- _What is expected_
Pull out each line of the records holding the string "content".

[Start Raw records]

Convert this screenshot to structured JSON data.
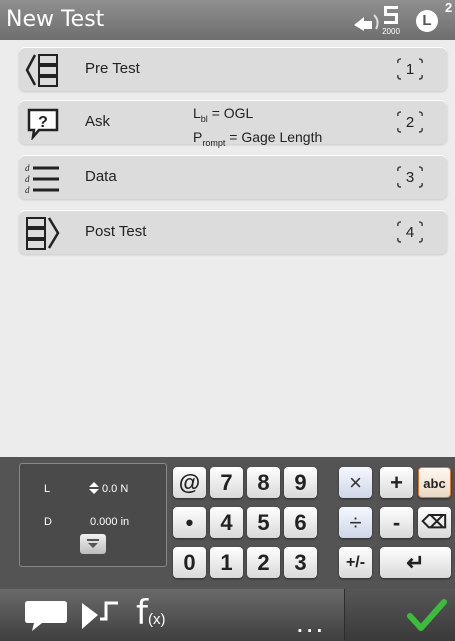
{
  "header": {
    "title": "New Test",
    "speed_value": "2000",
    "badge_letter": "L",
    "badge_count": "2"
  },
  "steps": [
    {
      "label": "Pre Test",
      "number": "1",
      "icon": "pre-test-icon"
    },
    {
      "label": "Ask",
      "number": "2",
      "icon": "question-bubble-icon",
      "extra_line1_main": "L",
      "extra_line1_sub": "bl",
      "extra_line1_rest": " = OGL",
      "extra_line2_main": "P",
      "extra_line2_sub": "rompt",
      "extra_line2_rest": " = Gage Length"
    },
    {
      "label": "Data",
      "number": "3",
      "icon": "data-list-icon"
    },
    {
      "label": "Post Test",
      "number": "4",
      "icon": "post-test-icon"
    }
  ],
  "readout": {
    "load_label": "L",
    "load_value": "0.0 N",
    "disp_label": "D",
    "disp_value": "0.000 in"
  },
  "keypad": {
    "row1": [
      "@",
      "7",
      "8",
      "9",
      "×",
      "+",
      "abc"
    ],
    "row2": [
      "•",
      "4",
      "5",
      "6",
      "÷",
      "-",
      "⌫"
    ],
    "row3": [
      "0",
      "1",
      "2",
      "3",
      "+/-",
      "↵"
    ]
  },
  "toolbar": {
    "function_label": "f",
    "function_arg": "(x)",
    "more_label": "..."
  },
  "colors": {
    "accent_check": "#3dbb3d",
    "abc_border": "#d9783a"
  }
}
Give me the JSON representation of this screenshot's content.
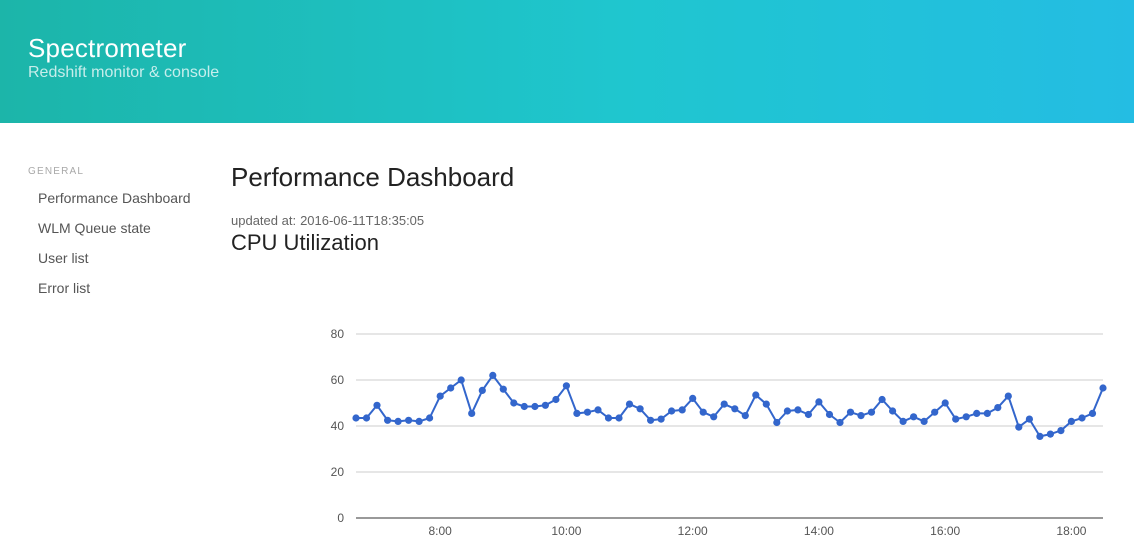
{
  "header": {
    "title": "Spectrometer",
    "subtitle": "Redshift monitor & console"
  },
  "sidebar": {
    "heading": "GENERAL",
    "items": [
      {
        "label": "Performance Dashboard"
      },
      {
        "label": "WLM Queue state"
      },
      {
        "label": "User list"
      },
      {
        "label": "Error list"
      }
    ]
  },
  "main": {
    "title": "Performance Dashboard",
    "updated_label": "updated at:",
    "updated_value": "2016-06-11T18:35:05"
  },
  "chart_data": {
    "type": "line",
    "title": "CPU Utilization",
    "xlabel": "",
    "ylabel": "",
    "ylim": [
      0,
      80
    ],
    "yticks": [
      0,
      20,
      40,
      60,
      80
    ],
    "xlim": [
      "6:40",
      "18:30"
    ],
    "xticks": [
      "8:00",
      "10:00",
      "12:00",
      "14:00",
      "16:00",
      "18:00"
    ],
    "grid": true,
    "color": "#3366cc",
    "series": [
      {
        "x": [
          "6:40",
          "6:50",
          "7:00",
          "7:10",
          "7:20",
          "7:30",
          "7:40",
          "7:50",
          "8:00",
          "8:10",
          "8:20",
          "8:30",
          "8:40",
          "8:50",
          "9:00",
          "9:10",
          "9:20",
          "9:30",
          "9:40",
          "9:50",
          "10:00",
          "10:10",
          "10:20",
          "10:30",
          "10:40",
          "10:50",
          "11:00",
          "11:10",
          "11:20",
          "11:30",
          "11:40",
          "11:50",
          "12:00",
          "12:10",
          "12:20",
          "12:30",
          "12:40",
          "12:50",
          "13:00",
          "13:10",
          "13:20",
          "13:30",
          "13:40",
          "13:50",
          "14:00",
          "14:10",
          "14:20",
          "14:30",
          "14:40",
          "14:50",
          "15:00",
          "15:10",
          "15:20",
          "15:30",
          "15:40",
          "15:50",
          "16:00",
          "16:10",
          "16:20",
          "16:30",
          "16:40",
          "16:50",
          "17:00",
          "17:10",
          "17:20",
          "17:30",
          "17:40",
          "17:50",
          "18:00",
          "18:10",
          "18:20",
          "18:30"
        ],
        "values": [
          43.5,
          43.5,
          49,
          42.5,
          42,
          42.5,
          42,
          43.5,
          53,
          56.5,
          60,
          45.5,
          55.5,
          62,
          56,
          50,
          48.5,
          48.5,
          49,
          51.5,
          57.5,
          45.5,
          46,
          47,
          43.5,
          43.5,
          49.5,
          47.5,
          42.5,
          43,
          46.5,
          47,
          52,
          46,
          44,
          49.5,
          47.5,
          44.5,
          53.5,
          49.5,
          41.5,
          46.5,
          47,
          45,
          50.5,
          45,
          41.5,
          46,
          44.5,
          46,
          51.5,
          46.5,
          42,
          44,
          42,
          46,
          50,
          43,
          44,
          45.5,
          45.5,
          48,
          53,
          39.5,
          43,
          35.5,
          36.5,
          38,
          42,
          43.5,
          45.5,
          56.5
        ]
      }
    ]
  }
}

[End Raw records]
[Start Raw records]

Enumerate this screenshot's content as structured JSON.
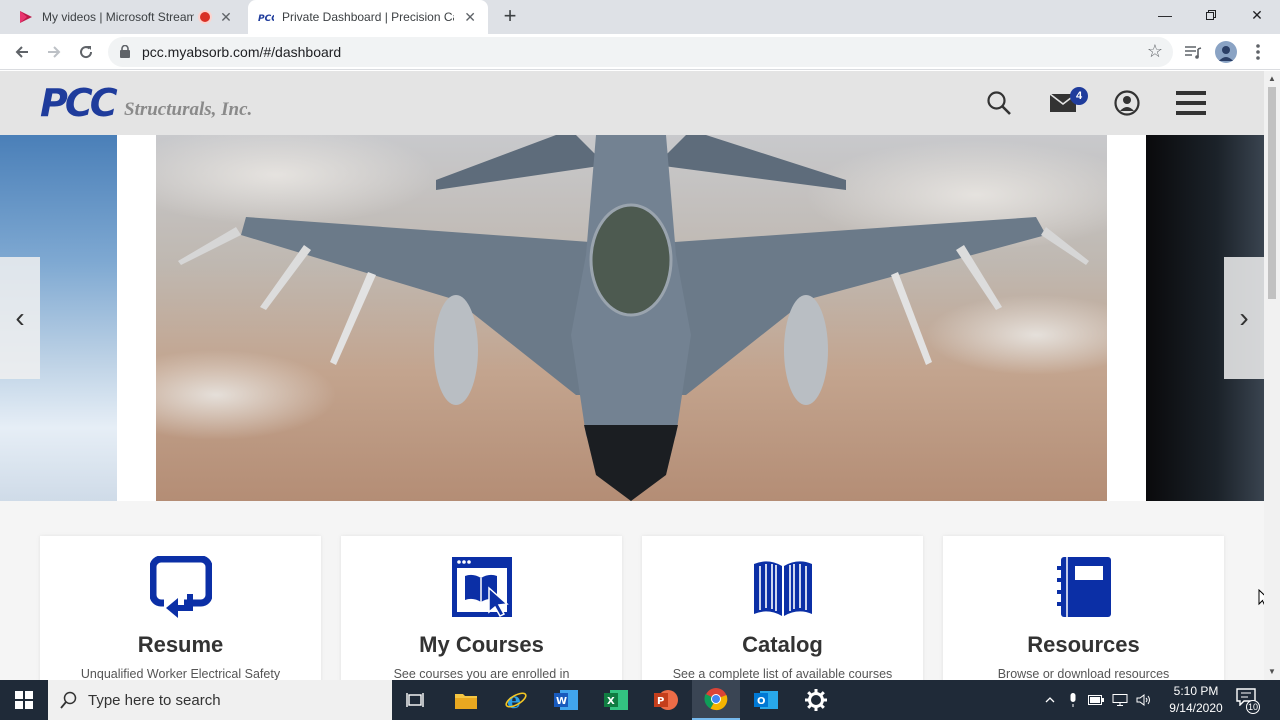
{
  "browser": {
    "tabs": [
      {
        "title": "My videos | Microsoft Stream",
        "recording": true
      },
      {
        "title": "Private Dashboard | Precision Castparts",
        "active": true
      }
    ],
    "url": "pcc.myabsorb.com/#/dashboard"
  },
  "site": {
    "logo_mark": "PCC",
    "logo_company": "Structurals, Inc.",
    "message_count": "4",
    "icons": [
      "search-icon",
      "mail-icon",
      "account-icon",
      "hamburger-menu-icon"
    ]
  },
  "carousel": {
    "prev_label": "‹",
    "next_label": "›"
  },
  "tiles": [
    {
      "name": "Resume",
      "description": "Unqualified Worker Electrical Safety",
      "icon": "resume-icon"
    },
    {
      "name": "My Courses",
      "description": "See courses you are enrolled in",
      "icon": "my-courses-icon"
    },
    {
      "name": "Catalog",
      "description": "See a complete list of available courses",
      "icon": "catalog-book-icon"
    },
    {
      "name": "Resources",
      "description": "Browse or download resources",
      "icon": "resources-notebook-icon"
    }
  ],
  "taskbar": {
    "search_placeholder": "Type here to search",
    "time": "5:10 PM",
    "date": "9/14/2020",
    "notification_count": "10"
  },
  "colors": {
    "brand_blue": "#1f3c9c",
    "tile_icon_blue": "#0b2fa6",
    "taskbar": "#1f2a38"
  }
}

[End Raw records]

- _Result_
Give me the JSON representation of this screenshot's content.
Enumerate this screenshot's content as structured JSON.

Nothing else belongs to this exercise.